Problem = Below are records to repeat exactly. Omit the pictures from the copy.

++++ Listed records

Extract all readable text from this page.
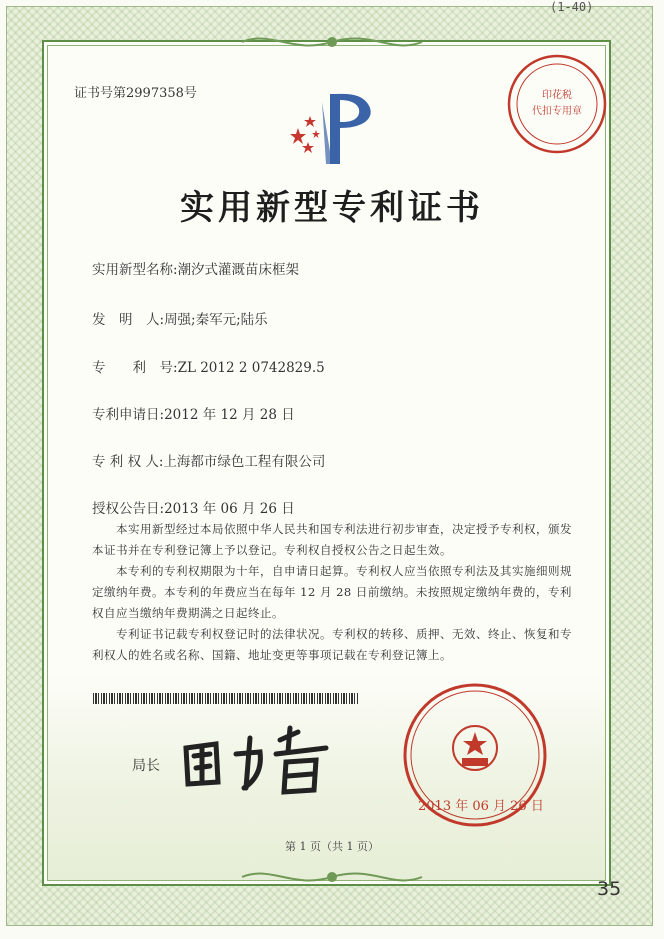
(1-40)
印花税
代扣专用章
证书号第2997358号
实用新型专利证书
实用新型名称:潮汐式灌溉苗床框架
发　明　人:周强;秦军元;陆乐
专　　利　号:ZL 2012 2 0742829.5
专利申请日:2012 年 12 月 28 日
专 利 权 人:上海都市绿色工程有限公司
授权公告日:2013 年 06 月 26 日
　　本实用新型经过本局依照中华人民共和国专利法进行初步审查，决定授予专利权，颁发本证书并在专利登记簿上予以登记。专利权自授权公告之日起生效。
　　本专利的专利权期限为十年，自申请日起算。专利权人应当依照专利法及其实施细则规定缴纳年费。本专利的年费应当在每年 12 月 28 日前缴纳。未按照规定缴纳年费的，专利权自应当缴纳年费期满之日起终止。
　　专利证书记载专利权登记时的法律状况。专利权的转移、质押、无效、终止、恢复和专利权人的姓名或名称、国籍、地址变更等事项记载在专利登记簿上。
局长
2013 年 06 月 26 日
第 1 页（共 1 页）
35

++++++++

Solution to this task =
Extract all readable text from this page.
(1-40)
印花税
代扣专用章
证书号第2997358号
实用新型专利证书
实用新型名称:潮汐式灌溉苗床框架
发　明　人:周强;秦军元;陆乐
专　　利　号:ZL 2012 2 0742829.5
专利申请日:2012 年 12 月 28 日
专 利 权 人:上海都市绿色工程有限公司
授权公告日:2013 年 06 月 26 日
　　本实用新型经过本局依照中华人民共和国专利法进行初步审查，决定授予专利权，颁发本证书并在专利登记簿上予以登记。专利权自授权公告之日起生效。
　　本专利的专利权期限为十年，自申请日起算。专利权人应当依照专利法及其实施细则规定缴纳年费。本专利的年费应当在每年 12 月 28 日前缴纳。未按照规定缴纳年费的，专利权自应当缴纳年费期满之日起终止。
　　专利证书记载专利权登记时的法律状况。专利权的转移、质押、无效、终止、恢复和专利权人的姓名或名称、国籍、地址变更等事项记载在专利登记簿上。
局长
2013 年 06 月 26 日
第 1 页（共 1 页）
35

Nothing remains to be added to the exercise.